Gather, from the listing beneath this task, every line holding the string "Current".

BEGIN

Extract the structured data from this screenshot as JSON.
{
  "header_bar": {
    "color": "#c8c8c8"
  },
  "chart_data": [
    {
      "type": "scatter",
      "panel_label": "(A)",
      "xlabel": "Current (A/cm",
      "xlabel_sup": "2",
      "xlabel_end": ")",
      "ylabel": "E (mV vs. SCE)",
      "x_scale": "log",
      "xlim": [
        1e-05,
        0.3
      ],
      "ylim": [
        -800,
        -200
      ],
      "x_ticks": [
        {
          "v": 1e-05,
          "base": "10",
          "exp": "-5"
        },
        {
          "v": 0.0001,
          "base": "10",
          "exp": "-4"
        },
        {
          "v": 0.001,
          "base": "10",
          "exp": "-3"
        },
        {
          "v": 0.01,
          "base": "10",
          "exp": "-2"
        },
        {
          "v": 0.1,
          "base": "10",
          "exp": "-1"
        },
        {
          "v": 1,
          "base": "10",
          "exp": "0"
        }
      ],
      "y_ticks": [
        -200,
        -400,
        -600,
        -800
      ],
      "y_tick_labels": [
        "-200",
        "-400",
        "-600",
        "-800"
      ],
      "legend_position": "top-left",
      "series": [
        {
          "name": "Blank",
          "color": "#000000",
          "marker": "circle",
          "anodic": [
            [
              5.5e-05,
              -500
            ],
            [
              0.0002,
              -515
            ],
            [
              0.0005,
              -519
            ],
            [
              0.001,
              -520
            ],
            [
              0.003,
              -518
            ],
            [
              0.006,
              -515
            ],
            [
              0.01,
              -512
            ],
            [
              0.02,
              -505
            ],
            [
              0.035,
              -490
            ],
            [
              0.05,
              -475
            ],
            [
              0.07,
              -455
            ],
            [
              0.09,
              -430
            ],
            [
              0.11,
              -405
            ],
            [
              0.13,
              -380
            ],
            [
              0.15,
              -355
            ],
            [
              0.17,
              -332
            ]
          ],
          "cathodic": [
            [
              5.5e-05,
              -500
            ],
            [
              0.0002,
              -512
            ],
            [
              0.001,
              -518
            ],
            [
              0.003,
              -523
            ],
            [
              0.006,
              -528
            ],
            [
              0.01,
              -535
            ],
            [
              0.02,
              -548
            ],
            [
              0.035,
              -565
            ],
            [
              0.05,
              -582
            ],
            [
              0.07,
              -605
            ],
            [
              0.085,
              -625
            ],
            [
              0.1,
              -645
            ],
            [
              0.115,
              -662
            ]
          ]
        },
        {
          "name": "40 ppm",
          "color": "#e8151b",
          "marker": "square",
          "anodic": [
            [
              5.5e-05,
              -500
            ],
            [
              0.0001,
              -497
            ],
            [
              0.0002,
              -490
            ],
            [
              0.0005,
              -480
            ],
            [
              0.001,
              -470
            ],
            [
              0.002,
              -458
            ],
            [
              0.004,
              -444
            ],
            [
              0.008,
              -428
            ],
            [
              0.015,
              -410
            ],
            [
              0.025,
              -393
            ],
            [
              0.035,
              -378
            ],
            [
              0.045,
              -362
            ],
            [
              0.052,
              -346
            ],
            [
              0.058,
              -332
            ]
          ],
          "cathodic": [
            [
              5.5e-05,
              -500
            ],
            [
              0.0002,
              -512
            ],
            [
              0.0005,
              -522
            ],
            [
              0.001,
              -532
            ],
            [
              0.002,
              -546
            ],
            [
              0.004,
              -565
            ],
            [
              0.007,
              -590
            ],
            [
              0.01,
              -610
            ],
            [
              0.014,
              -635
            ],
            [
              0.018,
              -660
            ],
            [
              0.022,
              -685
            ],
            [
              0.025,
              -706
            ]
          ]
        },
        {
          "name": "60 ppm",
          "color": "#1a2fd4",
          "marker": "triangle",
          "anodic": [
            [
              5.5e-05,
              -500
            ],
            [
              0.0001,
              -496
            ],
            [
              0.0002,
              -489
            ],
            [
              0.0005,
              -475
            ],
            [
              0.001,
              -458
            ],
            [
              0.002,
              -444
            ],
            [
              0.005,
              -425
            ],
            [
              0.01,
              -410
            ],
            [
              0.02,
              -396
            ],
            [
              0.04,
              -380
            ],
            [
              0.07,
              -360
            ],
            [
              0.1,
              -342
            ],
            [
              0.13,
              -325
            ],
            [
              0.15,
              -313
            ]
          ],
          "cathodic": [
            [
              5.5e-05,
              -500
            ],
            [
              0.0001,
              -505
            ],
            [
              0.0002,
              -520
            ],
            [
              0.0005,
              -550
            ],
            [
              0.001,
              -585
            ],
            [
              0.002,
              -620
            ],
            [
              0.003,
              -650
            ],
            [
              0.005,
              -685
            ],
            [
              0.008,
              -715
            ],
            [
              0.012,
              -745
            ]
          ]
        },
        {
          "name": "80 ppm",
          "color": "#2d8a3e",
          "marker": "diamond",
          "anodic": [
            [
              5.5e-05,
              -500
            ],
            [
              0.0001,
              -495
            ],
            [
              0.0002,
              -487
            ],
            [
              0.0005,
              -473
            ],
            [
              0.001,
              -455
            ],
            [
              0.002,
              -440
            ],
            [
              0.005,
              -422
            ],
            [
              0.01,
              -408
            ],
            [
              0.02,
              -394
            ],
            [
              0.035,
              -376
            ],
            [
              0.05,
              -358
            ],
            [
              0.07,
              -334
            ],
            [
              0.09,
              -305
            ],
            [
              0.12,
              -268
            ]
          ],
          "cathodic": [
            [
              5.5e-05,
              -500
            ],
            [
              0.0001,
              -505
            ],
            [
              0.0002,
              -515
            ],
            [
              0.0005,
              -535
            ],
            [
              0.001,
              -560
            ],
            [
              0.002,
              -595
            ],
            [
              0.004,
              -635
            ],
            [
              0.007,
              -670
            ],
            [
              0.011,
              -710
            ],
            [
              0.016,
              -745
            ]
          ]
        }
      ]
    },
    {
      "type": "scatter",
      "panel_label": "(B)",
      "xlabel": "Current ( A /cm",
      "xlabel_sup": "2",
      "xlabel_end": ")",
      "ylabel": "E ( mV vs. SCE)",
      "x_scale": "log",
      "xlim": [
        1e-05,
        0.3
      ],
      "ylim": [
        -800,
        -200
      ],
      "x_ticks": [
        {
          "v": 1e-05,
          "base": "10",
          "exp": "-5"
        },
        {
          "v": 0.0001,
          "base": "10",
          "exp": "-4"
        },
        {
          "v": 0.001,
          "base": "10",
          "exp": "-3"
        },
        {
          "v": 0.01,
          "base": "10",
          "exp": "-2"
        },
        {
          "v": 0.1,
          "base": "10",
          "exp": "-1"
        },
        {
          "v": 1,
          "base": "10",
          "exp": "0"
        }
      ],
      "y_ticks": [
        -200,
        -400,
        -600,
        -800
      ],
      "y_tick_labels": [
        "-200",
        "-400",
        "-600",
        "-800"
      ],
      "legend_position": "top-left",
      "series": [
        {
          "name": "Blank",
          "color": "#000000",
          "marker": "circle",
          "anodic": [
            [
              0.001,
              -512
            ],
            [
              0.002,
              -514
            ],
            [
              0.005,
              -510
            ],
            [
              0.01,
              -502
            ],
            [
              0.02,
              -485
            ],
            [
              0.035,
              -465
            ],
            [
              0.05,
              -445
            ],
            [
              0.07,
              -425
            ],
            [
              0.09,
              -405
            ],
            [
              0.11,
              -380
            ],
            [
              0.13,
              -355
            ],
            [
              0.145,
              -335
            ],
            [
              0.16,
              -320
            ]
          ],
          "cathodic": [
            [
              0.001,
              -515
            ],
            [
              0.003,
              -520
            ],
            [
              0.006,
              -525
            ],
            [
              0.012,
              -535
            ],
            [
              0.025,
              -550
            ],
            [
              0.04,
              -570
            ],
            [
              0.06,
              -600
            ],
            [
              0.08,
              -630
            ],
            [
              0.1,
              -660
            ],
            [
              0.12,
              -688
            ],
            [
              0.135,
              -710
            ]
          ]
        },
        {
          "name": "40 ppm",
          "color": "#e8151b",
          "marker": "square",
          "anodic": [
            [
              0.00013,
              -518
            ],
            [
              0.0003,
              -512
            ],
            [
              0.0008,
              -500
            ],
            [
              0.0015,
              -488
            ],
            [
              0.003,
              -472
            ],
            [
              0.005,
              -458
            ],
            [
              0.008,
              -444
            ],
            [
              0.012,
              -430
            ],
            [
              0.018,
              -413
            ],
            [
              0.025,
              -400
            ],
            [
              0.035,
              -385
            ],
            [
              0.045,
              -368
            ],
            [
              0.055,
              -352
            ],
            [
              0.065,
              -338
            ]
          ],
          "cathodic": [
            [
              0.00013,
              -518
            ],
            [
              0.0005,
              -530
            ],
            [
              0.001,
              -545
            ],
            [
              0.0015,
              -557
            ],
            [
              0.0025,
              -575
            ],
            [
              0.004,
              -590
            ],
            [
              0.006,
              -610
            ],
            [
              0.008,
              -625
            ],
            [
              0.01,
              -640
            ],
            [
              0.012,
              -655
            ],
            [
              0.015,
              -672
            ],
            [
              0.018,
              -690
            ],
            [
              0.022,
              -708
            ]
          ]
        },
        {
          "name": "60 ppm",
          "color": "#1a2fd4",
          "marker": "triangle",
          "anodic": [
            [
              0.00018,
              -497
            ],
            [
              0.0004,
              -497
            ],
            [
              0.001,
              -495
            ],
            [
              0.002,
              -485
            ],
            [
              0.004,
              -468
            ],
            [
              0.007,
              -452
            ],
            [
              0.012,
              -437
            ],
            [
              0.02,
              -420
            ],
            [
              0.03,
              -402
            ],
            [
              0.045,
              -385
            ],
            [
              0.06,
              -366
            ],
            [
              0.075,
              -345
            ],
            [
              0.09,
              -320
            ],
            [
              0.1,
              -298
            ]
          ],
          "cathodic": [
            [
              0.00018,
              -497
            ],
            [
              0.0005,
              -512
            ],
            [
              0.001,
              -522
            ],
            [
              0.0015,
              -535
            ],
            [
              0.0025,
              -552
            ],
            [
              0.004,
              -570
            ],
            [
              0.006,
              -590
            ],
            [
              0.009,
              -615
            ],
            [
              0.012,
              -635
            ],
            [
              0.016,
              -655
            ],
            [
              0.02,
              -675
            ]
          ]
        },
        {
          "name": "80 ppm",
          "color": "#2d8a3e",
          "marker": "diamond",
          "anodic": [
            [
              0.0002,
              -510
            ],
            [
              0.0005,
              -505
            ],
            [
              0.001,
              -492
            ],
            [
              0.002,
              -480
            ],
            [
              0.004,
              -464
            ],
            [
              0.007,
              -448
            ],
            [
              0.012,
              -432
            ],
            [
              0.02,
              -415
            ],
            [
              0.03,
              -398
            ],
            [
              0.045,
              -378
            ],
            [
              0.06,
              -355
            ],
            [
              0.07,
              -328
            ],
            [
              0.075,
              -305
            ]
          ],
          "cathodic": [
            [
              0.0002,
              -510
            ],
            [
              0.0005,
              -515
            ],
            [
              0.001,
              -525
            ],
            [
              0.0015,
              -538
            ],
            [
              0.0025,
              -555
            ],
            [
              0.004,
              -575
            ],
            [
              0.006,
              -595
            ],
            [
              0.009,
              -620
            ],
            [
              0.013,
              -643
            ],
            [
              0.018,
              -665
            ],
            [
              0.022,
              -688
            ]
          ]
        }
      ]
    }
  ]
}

END

- [ANSWER TO THE PROBLEM]
      "xlabel": "Current (A/cm",
      "xlabel": "Current ( A /cm",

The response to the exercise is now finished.